* **Task instructions**
Count every line in the entries that follow where the word "就划线部分提问" appears, then state only the total.

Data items
======

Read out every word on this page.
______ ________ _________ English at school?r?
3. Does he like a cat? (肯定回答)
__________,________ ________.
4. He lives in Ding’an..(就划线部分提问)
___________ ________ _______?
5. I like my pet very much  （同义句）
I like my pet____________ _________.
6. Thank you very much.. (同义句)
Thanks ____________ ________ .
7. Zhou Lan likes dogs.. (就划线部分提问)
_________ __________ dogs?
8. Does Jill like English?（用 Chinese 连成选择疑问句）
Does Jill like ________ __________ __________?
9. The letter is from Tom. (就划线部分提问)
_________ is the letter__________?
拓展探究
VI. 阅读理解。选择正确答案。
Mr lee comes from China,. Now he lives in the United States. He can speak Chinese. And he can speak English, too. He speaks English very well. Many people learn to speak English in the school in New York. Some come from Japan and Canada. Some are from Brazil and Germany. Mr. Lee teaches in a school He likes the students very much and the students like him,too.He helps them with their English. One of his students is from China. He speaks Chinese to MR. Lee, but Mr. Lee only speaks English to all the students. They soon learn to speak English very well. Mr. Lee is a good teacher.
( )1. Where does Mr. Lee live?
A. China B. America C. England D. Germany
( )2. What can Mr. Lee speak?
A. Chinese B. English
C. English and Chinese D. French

======

* **Answer to the problem**
3